(Rows from a dataset)
* * * *

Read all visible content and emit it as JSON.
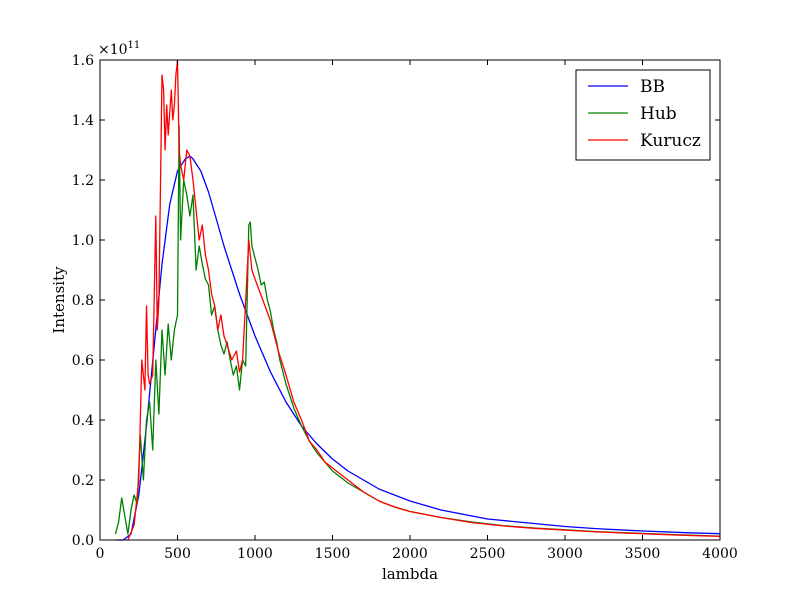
{
  "chart_data": {
    "type": "line",
    "xlabel": "lambda",
    "ylabel": "Intensity",
    "xlim": [
      0,
      4000
    ],
    "ylim": [
      0,
      1.6
    ],
    "y_multiplier": {
      "base": "×10",
      "exponent": "11"
    },
    "x_ticks": [
      "0",
      "500",
      "1000",
      "1500",
      "2000",
      "2500",
      "3000",
      "3500",
      "4000"
    ],
    "y_ticks": [
      "0.0",
      "0.2",
      "0.4",
      "0.6",
      "0.8",
      "1.0",
      "1.2",
      "1.4",
      "1.6"
    ],
    "x_tick_values": [
      0,
      500,
      1000,
      1500,
      2000,
      2500,
      3000,
      3500,
      4000
    ],
    "y_tick_values": [
      0,
      0.2,
      0.4,
      0.6,
      0.8,
      1.0,
      1.2,
      1.4,
      1.6
    ],
    "legend_position": "top-right",
    "grid": false,
    "series": [
      {
        "name": "BB",
        "color": "#0000ff",
        "x": [
          100,
          150,
          200,
          250,
          300,
          350,
          400,
          450,
          500,
          550,
          580,
          600,
          650,
          700,
          750,
          800,
          900,
          1000,
          1100,
          1200,
          1300,
          1400,
          1500,
          1600,
          1800,
          2000,
          2200,
          2500,
          2800,
          3000,
          3200,
          3500,
          3800,
          4000
        ],
        "y": [
          0.0,
          0.0,
          0.02,
          0.15,
          0.38,
          0.65,
          0.92,
          1.12,
          1.23,
          1.27,
          1.28,
          1.27,
          1.23,
          1.16,
          1.07,
          0.98,
          0.82,
          0.68,
          0.56,
          0.46,
          0.38,
          0.32,
          0.27,
          0.23,
          0.17,
          0.13,
          0.1,
          0.07,
          0.055,
          0.045,
          0.038,
          0.03,
          0.024,
          0.021
        ]
      },
      {
        "name": "Hub",
        "color": "#008000",
        "x": [
          100,
          120,
          140,
          160,
          180,
          200,
          220,
          240,
          260,
          280,
          300,
          320,
          340,
          360,
          380,
          400,
          420,
          440,
          460,
          480,
          500,
          510,
          520,
          540,
          560,
          580,
          600,
          620,
          640,
          660,
          680,
          700,
          720,
          740,
          760,
          780,
          800,
          820,
          840,
          860,
          880,
          900,
          920,
          940,
          960,
          970,
          980,
          1000,
          1020,
          1040,
          1060,
          1080,
          1100,
          1120,
          1140,
          1160,
          1180,
          1200,
          1250,
          1300,
          1350,
          1400,
          1450,
          1500,
          1550,
          1600,
          1700,
          1800,
          1900,
          2000,
          2100,
          2200,
          2400,
          2600,
          2800,
          3000,
          3200,
          3400,
          3600,
          3800,
          4000
        ],
        "y": [
          0.02,
          0.06,
          0.14,
          0.08,
          0.02,
          0.1,
          0.15,
          0.12,
          0.35,
          0.2,
          0.4,
          0.46,
          0.3,
          0.6,
          0.42,
          0.7,
          0.55,
          0.72,
          0.6,
          0.7,
          0.75,
          1.38,
          1.0,
          1.2,
          1.15,
          1.08,
          1.15,
          0.9,
          0.98,
          0.92,
          0.87,
          0.85,
          0.75,
          0.78,
          0.7,
          0.65,
          0.62,
          0.66,
          0.6,
          0.55,
          0.58,
          0.5,
          0.6,
          0.58,
          1.05,
          1.06,
          0.98,
          0.94,
          0.9,
          0.85,
          0.86,
          0.8,
          0.76,
          0.7,
          0.66,
          0.6,
          0.56,
          0.52,
          0.44,
          0.38,
          0.33,
          0.29,
          0.26,
          0.23,
          0.21,
          0.19,
          0.16,
          0.13,
          0.11,
          0.095,
          0.085,
          0.075,
          0.06,
          0.048,
          0.04,
          0.034,
          0.028,
          0.024,
          0.02,
          0.016,
          0.013
        ]
      },
      {
        "name": "Kurucz",
        "color": "#ff0000",
        "x": [
          180,
          220,
          250,
          270,
          290,
          300,
          310,
          320,
          340,
          360,
          370,
          380,
          400,
          410,
          420,
          430,
          440,
          460,
          470,
          480,
          490,
          500,
          510,
          520,
          540,
          560,
          580,
          600,
          620,
          640,
          660,
          680,
          700,
          720,
          740,
          760,
          780,
          800,
          820,
          850,
          880,
          900,
          920,
          940,
          960,
          980,
          1000,
          1050,
          1100,
          1150,
          1200,
          1250,
          1300,
          1350,
          1400,
          1450,
          1500,
          1550,
          1600,
          1700,
          1800,
          1900,
          2000,
          2100,
          2200,
          2400,
          2600,
          2800,
          3000,
          3200,
          3400,
          3600,
          3800,
          4000
        ],
        "y": [
          0.0,
          0.05,
          0.2,
          0.6,
          0.5,
          0.78,
          0.55,
          0.52,
          0.55,
          1.08,
          0.7,
          0.8,
          1.55,
          1.5,
          1.3,
          1.45,
          1.35,
          1.5,
          1.4,
          1.45,
          1.55,
          1.6,
          1.3,
          1.25,
          1.2,
          1.3,
          1.28,
          1.2,
          1.1,
          1.0,
          1.05,
          0.95,
          0.9,
          0.82,
          0.78,
          0.7,
          0.75,
          0.68,
          0.65,
          0.6,
          0.63,
          0.56,
          0.6,
          0.8,
          1.0,
          0.9,
          0.87,
          0.8,
          0.73,
          0.63,
          0.55,
          0.46,
          0.4,
          0.33,
          0.3,
          0.26,
          0.24,
          0.22,
          0.2,
          0.16,
          0.13,
          0.11,
          0.095,
          0.085,
          0.075,
          0.058,
          0.047,
          0.039,
          0.033,
          0.027,
          0.023,
          0.019,
          0.015,
          0.012
        ]
      }
    ]
  }
}
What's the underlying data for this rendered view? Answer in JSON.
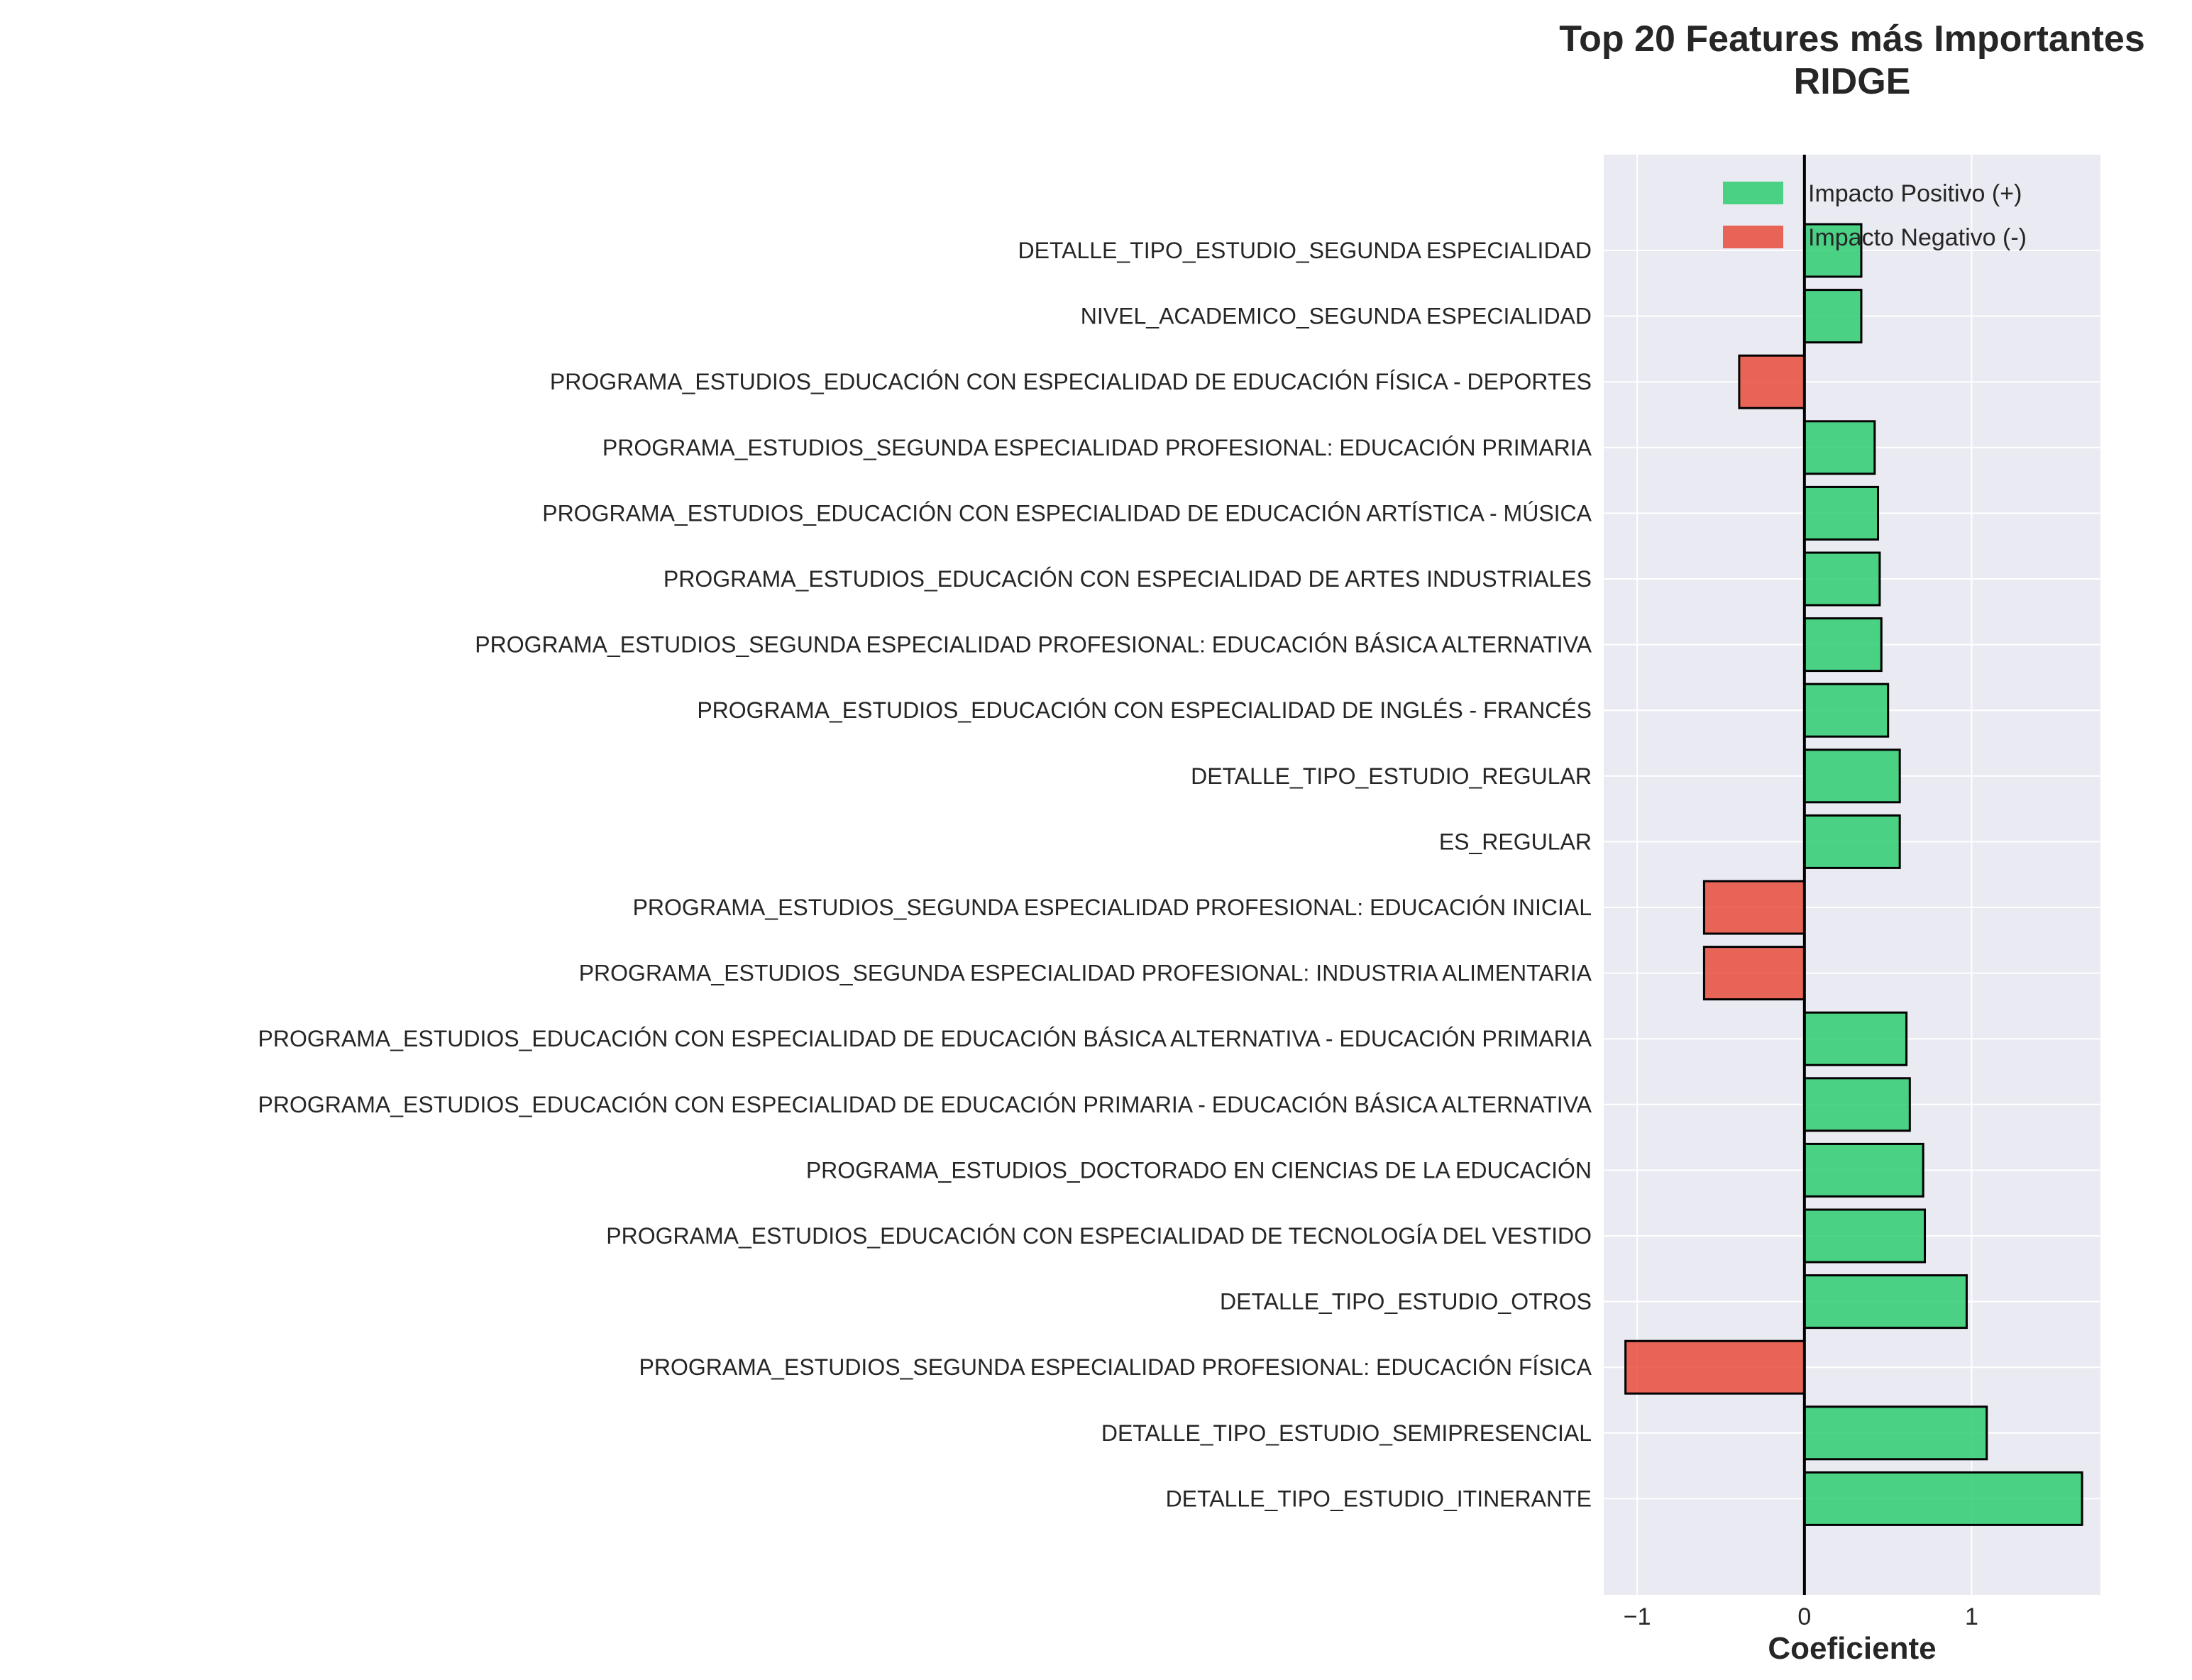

* * * *

Print each line of the material above exactly, with the pictures removed from your copy.

Finished exercise
Read all visible content and emit it as JSON.
{
  "chart_data": {
    "type": "line",
    "xlabel": "lambda",
    "ylabel": "Intensity",
    "xlim": [
      0,
      4000
    ],
    "ylim": [
      0,
      1.6
    ],
    "y_multiplier": {
      "base": "×10",
      "exponent": "11"
    },
    "x_ticks": [
      "0",
      "500",
      "1000",
      "1500",
      "2000",
      "2500",
      "3000",
      "3500",
      "4000"
    ],
    "y_ticks": [
      "0.0",
      "0.2",
      "0.4",
      "0.6",
      "0.8",
      "1.0",
      "1.2",
      "1.4",
      "1.6"
    ],
    "x_tick_values": [
      0,
      500,
      1000,
      1500,
      2000,
      2500,
      3000,
      3500,
      4000
    ],
    "y_tick_values": [
      0,
      0.2,
      0.4,
      0.6,
      0.8,
      1.0,
      1.2,
      1.4,
      1.6
    ],
    "legend_position": "top-right",
    "grid": false,
    "series": [
      {
        "name": "BB",
        "color": "#0000ff",
        "x": [
          100,
          150,
          200,
          250,
          300,
          350,
          400,
          450,
          500,
          550,
          580,
          600,
          650,
          700,
          750,
          800,
          900,
          1000,
          1100,
          1200,
          1300,
          1400,
          1500,
          1600,
          1800,
          2000,
          2200,
          2500,
          2800,
          3000,
          3200,
          3500,
          3800,
          4000
        ],
        "y": [
          0.0,
          0.0,
          0.02,
          0.15,
          0.38,
          0.65,
          0.92,
          1.12,
          1.23,
          1.27,
          1.28,
          1.27,
          1.23,
          1.16,
          1.07,
          0.98,
          0.82,
          0.68,
          0.56,
          0.46,
          0.38,
          0.32,
          0.27,
          0.23,
          0.17,
          0.13,
          0.1,
          0.07,
          0.055,
          0.045,
          0.038,
          0.03,
          0.024,
          0.021
        ]
      },
      {
        "name": "Hub",
        "color": "#008000",
        "x": [
          100,
          120,
          140,
          160,
          180,
          200,
          220,
          240,
          260,
          280,
          300,
          320,
          340,
          360,
          380,
          400,
          420,
          440,
          460,
          480,
          500,
          510,
          520,
          540,
          560,
          580,
          600,
          620,
          640,
          660,
          680,
          700,
          720,
          740,
          760,
          780,
          800,
          820,
          840,
          860,
          880,
          900,
          920,
          940,
          960,
          970,
          980,
          1000,
          1020,
          1040,
          1060,
          1080,
          1100,
          1120,
          1140,
          1160,
          1180,
          1200,
          1250,
          1300,
          1350,
          1400,
          1450,
          1500,
          1550,
          1600,
          1700,
          1800,
          1900,
          2000,
          2100,
          2200,
          2400,
          2600,
          2800,
          3000,
          3200,
          3400,
          3600,
          3800,
          4000
        ],
        "y": [
          0.02,
          0.06,
          0.14,
          0.08,
          0.02,
          0.1,
          0.15,
          0.12,
          0.35,
          0.2,
          0.4,
          0.46,
          0.3,
          0.6,
          0.42,
          0.7,
          0.55,
          0.72,
          0.6,
          0.7,
          0.75,
          1.38,
          1.0,
          1.2,
          1.15,
          1.08,
          1.15,
          0.9,
          0.98,
          0.92,
          0.87,
          0.85,
          0.75,
          0.78,
          0.7,
          0.65,
          0.62,
          0.66,
          0.6,
          0.55,
          0.58,
          0.5,
          0.6,
          0.58,
          1.05,
          1.06,
          0.98,
          0.94,
          0.9,
          0.85,
          0.86,
          0.8,
          0.76,
          0.7,
          0.66,
          0.6,
          0.56,
          0.52,
          0.44,
          0.38,
          0.33,
          0.29,
          0.26,
          0.23,
          0.21,
          0.19,
          0.16,
          0.13,
          0.11,
          0.095,
          0.085,
          0.075,
          0.06,
          0.048,
          0.04,
          0.034,
          0.028,
          0.024,
          0.02,
          0.016,
          0.013
        ]
      },
      {
        "name": "Kurucz",
        "color": "#ff0000",
        "x": [
          180,
          220,
          250,
          270,
          290,
          300,
          310,
          320,
          340,
          360,
          370,
          380,
          400,
          410,
          420,
          430,
          440,
          460,
          470,
          480,
          490,
          500,
          510,
          520,
          540,
          560,
          580,
          600,
          620,
          640,
          660,
          680,
          700,
          720,
          740,
          760,
          780,
          800,
          820,
          850,
          880,
          900,
          920,
          940,
          960,
          980,
          1000,
          1050,
          1100,
          1150,
          1200,
          1250,
          1300,
          1350,
          1400,
          1450,
          1500,
          1550,
          1600,
          1700,
          1800,
          1900,
          2000,
          2100,
          2200,
          2400,
          2600,
          2800,
          3000,
          3200,
          3400,
          3600,
          3800,
          4000
        ],
        "y": [
          0.0,
          0.05,
          0.2,
          0.6,
          0.5,
          0.78,
          0.55,
          0.52,
          0.55,
          1.08,
          0.7,
          0.8,
          1.55,
          1.5,
          1.3,
          1.45,
          1.35,
          1.5,
          1.4,
          1.45,
          1.55,
          1.6,
          1.3,
          1.25,
          1.2,
          1.3,
          1.28,
          1.2,
          1.1,
          1.0,
          1.05,
          0.95,
          0.9,
          0.82,
          0.78,
          0.7,
          0.75,
          0.68,
          0.65,
          0.6,
          0.63,
          0.56,
          0.6,
          0.8,
          1.0,
          0.9,
          0.87,
          0.8,
          0.73,
          0.63,
          0.55,
          0.46,
          0.4,
          0.33,
          0.3,
          0.26,
          0.24,
          0.22,
          0.2,
          0.16,
          0.13,
          0.11,
          0.095,
          0.085,
          0.075,
          0.058,
          0.047,
          0.039,
          0.033,
          0.027,
          0.023,
          0.019,
          0.015,
          0.012
        ]
      }
    ]
  }
}
What's the underlying data for this rendered view? Answer in JSON.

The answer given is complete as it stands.